Written problem:
In the material below, list every line carrying the string "Train".

Records shown:
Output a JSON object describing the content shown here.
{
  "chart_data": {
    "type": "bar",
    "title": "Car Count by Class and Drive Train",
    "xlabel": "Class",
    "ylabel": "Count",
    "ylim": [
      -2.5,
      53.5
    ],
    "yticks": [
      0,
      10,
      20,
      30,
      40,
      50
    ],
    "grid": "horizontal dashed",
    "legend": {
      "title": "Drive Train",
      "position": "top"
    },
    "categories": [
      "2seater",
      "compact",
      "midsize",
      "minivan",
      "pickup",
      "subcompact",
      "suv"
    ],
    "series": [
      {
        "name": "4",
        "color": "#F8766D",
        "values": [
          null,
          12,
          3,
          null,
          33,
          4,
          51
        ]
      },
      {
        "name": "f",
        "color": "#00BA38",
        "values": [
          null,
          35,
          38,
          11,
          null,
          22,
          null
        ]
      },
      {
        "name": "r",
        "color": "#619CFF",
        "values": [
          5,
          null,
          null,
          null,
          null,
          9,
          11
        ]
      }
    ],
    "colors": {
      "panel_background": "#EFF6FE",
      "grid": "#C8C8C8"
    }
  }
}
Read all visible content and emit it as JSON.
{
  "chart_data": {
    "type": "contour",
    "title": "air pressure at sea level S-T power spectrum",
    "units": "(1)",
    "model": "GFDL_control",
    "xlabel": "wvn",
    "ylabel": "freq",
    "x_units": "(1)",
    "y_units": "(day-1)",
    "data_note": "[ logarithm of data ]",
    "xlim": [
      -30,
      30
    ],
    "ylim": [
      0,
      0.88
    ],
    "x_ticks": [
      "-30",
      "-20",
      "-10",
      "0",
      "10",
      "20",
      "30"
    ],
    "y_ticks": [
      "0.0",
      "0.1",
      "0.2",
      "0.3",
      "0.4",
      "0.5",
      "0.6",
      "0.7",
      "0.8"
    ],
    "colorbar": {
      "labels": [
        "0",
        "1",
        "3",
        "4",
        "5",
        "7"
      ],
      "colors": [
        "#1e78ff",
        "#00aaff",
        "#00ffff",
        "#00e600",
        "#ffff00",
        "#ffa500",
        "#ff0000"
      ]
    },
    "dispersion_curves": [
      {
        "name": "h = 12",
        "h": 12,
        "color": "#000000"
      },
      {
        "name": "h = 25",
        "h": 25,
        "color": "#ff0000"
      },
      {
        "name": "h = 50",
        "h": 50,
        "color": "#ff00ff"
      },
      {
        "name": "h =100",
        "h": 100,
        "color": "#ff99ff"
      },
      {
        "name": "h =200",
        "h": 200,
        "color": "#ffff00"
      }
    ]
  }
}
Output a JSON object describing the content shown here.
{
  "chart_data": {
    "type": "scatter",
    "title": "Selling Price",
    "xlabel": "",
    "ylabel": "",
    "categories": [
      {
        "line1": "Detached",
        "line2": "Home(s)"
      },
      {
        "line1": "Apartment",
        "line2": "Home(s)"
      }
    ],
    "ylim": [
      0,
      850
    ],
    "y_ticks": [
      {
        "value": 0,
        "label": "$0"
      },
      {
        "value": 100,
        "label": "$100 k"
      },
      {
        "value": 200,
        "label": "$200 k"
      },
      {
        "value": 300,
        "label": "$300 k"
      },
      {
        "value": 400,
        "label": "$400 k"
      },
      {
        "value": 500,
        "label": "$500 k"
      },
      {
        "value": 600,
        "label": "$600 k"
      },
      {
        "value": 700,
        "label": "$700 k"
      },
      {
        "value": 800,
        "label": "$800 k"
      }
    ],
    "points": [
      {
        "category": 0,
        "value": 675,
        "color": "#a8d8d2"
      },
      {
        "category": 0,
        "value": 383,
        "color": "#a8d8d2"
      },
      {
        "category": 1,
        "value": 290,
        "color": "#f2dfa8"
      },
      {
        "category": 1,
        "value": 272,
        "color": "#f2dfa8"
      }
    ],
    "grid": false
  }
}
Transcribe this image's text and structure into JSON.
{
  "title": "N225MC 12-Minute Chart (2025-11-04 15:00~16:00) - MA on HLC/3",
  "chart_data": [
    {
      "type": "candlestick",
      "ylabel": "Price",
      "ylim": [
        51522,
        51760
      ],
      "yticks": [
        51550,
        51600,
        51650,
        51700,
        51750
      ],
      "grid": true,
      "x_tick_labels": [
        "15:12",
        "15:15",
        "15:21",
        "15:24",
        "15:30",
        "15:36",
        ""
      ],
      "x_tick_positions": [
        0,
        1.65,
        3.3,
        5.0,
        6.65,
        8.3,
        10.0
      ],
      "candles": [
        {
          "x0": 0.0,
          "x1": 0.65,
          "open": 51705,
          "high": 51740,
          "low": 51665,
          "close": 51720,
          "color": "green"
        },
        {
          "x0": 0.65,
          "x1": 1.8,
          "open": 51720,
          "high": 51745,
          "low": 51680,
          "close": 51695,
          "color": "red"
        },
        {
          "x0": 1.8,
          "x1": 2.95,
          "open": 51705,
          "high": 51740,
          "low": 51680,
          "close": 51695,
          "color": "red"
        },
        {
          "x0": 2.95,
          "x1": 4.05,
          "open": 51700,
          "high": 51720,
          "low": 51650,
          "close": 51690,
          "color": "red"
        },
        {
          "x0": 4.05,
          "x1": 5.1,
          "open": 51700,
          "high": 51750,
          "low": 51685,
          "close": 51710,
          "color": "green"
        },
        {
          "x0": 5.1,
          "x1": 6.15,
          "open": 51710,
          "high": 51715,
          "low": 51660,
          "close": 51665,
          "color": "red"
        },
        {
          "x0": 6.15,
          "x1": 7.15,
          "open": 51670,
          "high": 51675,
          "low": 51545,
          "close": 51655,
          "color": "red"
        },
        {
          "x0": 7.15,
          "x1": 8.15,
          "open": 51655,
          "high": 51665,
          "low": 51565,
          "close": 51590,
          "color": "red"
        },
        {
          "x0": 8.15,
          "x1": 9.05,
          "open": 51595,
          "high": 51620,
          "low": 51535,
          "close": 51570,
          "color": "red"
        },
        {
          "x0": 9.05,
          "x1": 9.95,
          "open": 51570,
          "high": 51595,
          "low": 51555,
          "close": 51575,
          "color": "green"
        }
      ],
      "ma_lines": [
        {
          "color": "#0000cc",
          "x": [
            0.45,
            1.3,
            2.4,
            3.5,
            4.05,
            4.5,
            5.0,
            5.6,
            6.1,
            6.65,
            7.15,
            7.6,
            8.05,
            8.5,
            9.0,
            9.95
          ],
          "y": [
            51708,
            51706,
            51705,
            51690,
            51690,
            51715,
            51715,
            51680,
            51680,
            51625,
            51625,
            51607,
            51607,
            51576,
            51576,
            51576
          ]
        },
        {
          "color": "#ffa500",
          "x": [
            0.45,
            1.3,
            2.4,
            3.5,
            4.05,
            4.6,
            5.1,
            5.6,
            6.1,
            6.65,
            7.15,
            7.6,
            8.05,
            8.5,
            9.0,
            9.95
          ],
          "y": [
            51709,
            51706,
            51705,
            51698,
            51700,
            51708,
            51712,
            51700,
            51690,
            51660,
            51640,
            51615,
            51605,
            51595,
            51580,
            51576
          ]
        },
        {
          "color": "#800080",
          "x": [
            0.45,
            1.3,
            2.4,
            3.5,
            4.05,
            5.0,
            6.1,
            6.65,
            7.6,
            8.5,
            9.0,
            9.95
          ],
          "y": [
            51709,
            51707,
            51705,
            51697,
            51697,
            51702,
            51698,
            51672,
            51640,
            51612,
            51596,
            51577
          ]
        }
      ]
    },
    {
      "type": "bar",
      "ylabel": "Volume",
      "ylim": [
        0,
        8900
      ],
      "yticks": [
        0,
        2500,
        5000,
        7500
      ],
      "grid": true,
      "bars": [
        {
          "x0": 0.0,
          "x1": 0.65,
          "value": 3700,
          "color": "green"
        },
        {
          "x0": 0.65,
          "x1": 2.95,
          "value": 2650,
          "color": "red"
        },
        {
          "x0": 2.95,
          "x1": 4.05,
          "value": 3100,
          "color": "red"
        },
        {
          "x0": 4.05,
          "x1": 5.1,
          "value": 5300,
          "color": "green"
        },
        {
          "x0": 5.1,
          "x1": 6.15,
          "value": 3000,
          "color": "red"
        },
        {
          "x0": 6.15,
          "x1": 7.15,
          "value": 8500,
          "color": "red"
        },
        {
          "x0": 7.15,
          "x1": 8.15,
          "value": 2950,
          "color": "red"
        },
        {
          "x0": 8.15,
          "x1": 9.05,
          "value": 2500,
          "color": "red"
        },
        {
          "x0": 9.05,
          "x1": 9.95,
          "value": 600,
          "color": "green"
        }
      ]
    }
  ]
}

Output for this task:
    "title": "Car Count by Class and Drive Train",
      "title": "Drive Train",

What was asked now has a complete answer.